# TASK DETAILS
How many lines of these records hold the string "Residuals"? Reply with the number alone.

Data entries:

☆ ☆ ☆ ☆ ☆ ☆ ☆

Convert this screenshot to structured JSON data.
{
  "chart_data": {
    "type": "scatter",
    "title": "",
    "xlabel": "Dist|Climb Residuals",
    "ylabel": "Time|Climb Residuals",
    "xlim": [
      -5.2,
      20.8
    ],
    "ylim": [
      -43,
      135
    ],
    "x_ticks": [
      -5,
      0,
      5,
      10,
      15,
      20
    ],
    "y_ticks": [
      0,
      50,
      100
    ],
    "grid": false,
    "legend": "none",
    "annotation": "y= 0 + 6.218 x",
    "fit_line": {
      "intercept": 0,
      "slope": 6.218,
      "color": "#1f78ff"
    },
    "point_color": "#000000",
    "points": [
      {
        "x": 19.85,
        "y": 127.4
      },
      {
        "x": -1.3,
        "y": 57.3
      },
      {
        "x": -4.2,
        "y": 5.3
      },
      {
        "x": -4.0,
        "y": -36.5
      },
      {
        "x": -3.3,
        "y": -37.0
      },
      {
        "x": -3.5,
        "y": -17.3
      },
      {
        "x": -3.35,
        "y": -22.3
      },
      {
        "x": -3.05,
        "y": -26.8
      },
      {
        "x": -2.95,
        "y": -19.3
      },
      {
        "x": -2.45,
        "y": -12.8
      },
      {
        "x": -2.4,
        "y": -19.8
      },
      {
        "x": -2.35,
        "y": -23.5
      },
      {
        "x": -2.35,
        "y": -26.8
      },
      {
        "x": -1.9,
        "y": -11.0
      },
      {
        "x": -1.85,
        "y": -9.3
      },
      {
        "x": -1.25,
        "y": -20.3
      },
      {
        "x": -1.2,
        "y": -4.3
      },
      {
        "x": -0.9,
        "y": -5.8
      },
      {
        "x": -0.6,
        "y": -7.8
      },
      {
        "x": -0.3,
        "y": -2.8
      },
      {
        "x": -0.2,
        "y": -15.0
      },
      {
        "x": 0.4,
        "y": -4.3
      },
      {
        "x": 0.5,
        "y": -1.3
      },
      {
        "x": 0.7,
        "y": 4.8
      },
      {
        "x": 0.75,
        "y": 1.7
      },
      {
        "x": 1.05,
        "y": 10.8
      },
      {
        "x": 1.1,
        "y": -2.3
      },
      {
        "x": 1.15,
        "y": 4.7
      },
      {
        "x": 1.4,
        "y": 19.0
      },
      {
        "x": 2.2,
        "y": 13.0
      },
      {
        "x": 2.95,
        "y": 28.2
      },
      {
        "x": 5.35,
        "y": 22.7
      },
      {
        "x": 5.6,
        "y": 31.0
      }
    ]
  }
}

☆ ☆ ☆ ☆ ☆ ☆ ☆

# ANSWER TO THE TASK
2